= GIVEN DATA =
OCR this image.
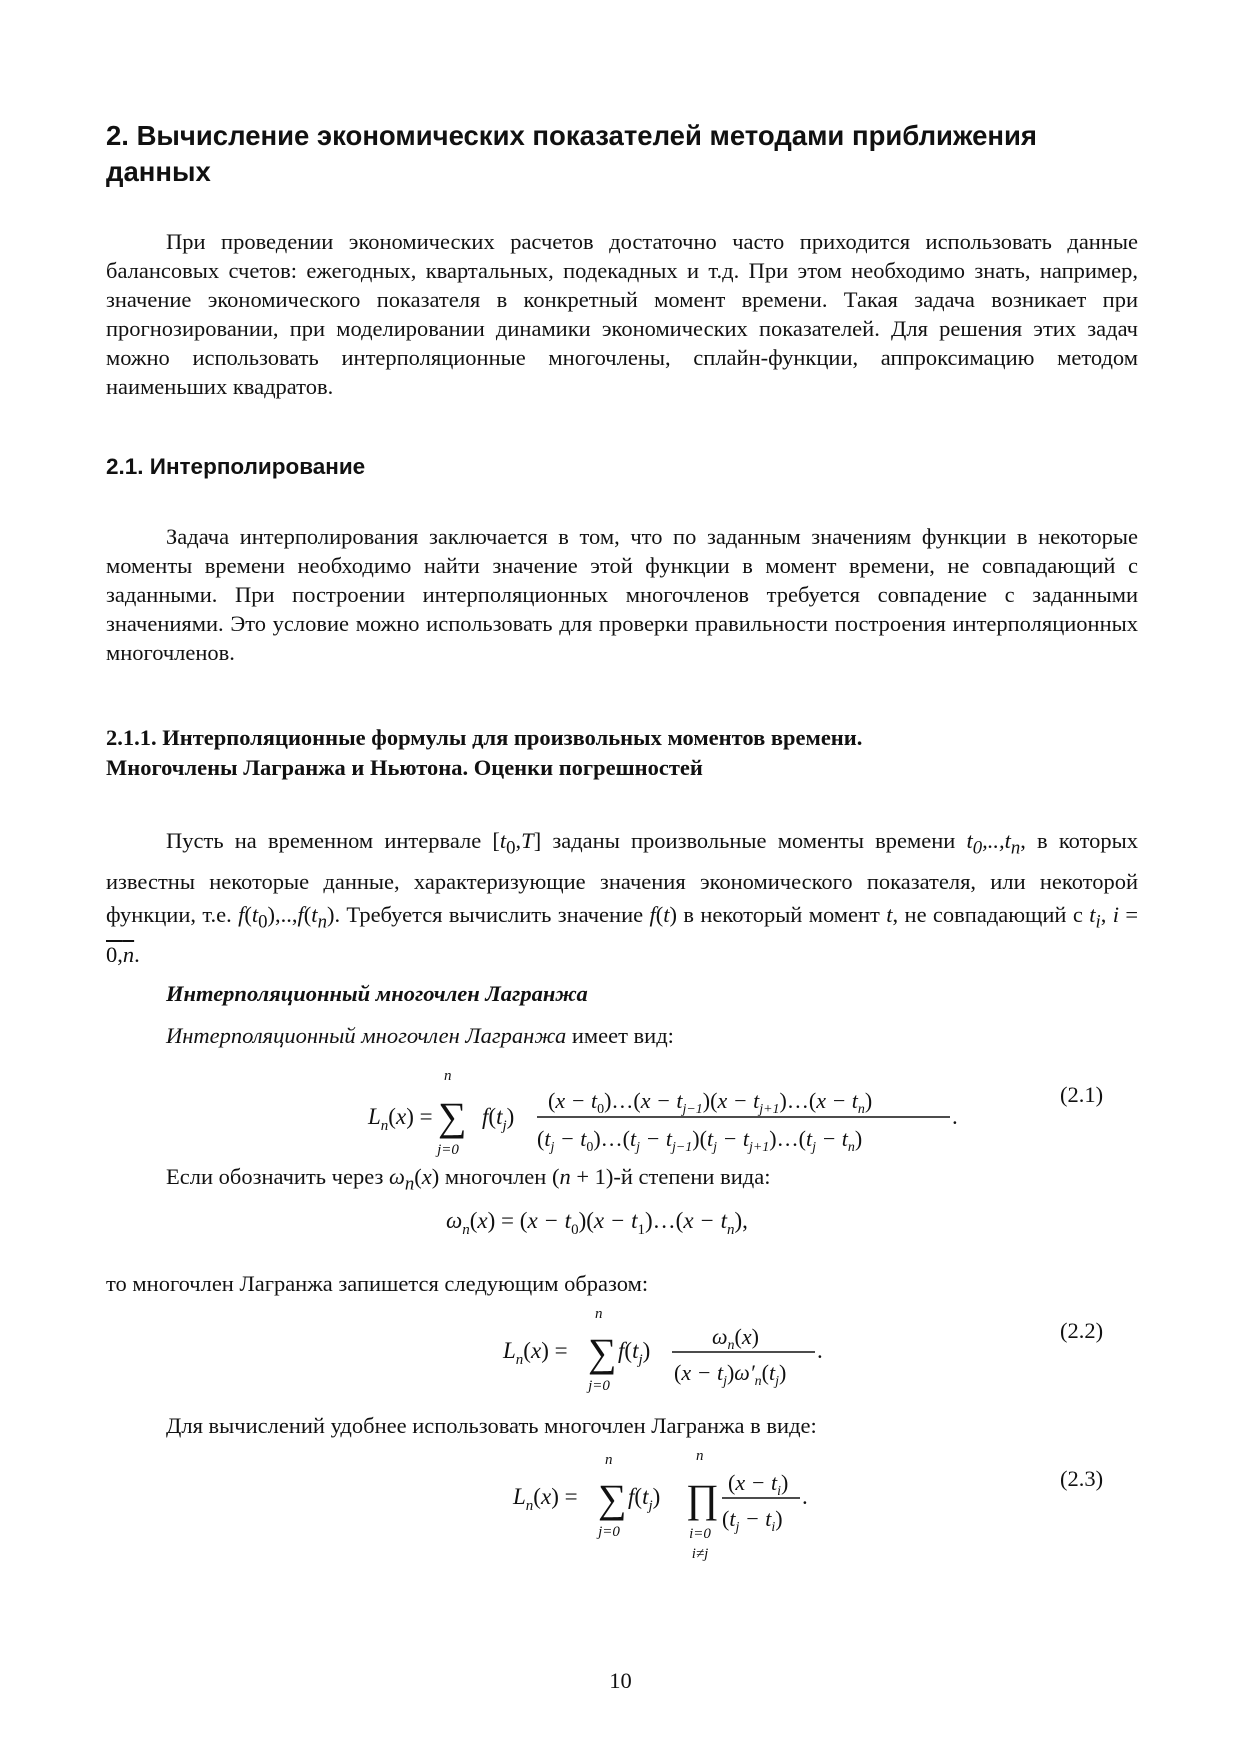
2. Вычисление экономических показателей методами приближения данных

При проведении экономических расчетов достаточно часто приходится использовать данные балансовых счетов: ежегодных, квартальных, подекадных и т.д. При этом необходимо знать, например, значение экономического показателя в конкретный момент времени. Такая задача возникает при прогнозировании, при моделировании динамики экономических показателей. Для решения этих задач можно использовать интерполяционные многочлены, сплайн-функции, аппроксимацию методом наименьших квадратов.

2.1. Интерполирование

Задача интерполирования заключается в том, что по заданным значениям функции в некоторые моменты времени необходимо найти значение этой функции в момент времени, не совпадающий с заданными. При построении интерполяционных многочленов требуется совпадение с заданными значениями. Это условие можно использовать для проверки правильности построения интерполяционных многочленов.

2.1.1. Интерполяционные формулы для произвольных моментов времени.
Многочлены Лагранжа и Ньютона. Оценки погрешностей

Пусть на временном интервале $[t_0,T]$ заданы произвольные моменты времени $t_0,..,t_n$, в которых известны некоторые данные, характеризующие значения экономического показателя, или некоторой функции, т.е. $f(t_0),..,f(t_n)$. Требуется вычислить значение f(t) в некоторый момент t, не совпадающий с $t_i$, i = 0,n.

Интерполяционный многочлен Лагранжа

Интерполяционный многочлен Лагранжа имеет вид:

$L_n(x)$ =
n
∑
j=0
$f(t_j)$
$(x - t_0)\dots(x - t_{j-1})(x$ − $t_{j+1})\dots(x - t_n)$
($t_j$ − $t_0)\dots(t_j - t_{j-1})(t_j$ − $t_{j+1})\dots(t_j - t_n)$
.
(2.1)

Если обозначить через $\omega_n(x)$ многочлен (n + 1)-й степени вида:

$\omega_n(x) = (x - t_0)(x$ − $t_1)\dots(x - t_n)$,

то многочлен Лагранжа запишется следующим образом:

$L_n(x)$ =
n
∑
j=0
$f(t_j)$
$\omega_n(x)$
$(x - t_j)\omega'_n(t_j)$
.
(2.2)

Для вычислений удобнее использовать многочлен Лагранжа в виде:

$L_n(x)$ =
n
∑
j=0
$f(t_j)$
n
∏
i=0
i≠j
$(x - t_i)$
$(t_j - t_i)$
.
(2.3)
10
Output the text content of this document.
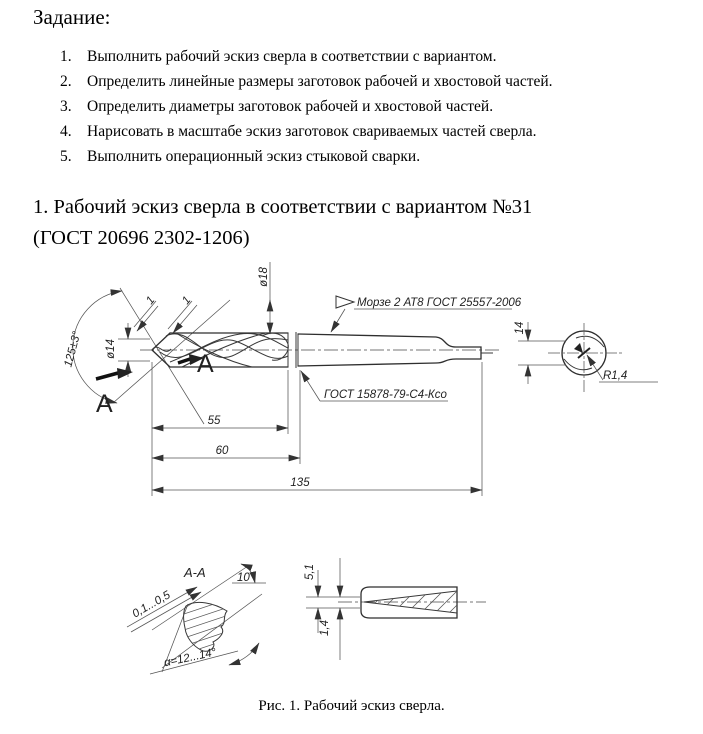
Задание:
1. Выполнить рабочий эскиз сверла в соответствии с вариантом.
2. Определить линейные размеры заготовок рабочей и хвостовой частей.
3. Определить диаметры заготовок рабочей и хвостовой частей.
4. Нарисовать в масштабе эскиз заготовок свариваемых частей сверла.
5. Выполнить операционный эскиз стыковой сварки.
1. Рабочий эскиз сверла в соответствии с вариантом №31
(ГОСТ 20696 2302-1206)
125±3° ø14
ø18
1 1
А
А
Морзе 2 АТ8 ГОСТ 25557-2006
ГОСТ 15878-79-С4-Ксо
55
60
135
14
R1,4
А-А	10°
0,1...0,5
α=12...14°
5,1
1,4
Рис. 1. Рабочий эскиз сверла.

= REQUEST =
Go through the material and select each line with the string "хвостовой" in it.

= EXERCISE ANSWER =
2. Определить линейные размеры заготовок рабочей и хвостовой частей.
3. Определить диаметры заготовок рабочей и хвостовой частей.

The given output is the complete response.